• _SHORT TASK_
Look through the material below. Copy each line that contains the string "celle".

------ DATA PROVIDED ------

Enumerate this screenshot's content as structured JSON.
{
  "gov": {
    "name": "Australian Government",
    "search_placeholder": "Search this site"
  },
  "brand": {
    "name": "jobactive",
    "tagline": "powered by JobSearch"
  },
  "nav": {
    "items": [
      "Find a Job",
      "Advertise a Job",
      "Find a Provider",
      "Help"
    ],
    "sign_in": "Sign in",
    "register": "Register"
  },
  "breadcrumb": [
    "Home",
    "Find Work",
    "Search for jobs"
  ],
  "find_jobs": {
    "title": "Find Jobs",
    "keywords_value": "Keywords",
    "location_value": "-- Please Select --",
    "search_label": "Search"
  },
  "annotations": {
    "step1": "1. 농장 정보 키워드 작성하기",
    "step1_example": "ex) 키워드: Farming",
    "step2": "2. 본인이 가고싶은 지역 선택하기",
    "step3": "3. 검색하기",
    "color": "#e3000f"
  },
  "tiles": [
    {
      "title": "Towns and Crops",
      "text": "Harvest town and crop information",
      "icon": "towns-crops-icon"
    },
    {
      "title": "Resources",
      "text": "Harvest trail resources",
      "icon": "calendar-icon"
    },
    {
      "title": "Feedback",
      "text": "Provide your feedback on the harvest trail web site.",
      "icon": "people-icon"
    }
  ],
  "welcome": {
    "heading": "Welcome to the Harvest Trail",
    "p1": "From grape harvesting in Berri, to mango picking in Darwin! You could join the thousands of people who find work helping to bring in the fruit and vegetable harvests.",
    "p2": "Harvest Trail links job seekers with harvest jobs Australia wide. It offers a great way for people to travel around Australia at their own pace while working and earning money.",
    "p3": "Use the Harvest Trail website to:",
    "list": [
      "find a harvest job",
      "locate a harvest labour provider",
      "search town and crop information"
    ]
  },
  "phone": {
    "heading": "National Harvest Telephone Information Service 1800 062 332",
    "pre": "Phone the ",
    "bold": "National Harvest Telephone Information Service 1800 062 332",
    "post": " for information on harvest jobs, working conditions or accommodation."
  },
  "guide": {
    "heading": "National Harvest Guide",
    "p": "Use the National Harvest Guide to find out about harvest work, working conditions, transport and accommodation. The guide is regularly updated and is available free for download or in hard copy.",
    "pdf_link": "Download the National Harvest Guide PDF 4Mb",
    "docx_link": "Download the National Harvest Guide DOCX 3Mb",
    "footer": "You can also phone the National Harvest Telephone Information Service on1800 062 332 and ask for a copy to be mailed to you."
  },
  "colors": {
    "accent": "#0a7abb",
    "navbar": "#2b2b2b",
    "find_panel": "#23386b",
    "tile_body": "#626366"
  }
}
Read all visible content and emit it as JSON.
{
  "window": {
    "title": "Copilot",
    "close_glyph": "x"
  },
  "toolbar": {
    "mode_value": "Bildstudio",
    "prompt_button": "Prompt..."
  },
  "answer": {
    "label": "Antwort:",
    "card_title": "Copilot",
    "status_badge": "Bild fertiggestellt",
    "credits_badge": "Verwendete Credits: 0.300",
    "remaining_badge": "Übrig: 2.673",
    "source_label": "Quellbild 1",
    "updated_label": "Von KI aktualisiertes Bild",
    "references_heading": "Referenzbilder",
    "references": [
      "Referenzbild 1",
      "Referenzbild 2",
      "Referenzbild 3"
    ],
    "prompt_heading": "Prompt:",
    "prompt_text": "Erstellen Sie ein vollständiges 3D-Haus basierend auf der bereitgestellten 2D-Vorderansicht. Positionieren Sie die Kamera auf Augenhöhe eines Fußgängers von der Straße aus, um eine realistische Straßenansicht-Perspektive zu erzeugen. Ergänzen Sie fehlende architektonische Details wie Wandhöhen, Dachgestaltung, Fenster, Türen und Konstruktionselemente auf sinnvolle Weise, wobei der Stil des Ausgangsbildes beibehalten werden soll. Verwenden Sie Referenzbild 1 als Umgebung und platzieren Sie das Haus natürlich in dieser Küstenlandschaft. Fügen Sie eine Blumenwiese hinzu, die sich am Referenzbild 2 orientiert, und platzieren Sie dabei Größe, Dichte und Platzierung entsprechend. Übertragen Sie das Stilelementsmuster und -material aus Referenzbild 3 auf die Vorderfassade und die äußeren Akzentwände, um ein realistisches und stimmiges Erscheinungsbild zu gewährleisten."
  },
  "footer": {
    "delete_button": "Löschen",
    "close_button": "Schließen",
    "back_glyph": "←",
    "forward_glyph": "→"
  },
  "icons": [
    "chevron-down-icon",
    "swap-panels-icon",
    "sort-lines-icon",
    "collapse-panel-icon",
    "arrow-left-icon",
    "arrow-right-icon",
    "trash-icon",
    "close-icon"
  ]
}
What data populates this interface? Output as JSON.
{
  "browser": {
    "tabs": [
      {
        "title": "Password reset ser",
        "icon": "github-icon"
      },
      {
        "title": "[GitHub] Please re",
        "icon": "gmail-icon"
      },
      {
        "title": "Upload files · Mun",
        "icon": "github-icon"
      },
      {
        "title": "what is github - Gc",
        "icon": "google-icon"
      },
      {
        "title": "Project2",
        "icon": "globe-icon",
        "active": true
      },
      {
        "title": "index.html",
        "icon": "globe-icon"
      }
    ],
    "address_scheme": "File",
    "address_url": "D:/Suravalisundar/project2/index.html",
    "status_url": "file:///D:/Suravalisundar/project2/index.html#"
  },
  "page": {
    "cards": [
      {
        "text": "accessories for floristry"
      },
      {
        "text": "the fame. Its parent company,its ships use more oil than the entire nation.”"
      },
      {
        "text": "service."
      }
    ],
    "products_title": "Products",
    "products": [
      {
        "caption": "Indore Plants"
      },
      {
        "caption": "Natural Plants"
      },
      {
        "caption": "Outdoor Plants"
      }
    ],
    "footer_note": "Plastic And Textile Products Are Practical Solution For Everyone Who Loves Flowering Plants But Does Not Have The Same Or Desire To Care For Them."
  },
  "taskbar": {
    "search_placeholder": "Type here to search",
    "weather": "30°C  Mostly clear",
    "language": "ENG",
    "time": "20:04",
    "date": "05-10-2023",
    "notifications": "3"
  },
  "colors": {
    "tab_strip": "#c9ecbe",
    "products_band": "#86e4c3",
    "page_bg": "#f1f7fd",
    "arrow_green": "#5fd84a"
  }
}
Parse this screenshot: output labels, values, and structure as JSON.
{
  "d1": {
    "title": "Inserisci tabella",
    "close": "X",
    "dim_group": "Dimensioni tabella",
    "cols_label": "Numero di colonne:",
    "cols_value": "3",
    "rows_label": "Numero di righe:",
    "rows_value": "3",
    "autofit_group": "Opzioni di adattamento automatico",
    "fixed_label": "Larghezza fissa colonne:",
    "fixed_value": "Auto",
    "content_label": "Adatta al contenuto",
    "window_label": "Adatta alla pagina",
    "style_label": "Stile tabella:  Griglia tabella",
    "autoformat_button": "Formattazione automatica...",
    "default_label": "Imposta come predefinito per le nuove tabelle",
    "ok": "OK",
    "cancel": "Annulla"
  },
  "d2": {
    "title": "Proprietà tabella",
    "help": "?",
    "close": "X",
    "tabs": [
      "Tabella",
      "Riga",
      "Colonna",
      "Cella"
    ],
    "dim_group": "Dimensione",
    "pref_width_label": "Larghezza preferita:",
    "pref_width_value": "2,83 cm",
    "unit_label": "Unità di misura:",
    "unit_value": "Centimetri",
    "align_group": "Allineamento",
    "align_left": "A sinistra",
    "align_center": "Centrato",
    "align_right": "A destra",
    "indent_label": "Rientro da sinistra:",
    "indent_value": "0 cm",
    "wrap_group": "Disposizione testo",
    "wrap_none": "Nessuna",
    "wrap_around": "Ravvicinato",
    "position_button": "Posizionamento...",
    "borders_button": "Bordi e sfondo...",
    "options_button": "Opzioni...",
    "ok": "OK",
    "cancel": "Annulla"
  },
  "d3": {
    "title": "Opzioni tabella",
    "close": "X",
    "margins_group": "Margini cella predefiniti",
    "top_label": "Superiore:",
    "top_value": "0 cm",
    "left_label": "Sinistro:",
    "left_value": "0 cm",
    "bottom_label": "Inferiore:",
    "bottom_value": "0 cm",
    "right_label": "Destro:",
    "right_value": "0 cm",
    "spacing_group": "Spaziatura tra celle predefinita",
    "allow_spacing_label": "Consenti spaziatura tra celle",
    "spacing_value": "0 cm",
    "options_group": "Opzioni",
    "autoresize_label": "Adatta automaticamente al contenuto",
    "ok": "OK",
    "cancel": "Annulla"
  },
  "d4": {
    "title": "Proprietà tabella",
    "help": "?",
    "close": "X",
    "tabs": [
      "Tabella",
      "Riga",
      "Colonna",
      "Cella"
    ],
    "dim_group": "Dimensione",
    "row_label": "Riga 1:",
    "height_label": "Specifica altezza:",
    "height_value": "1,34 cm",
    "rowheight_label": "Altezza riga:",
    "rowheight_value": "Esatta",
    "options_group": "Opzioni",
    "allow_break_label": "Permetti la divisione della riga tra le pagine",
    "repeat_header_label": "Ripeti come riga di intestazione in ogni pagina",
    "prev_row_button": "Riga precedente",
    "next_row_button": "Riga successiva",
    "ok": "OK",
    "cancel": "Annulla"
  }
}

------

• _THE RESPONSE_
    "spacing_group": "Spaziatura tra celle predefinita",
    "allow_spacing_label": "Consenti spaziatura tra celle",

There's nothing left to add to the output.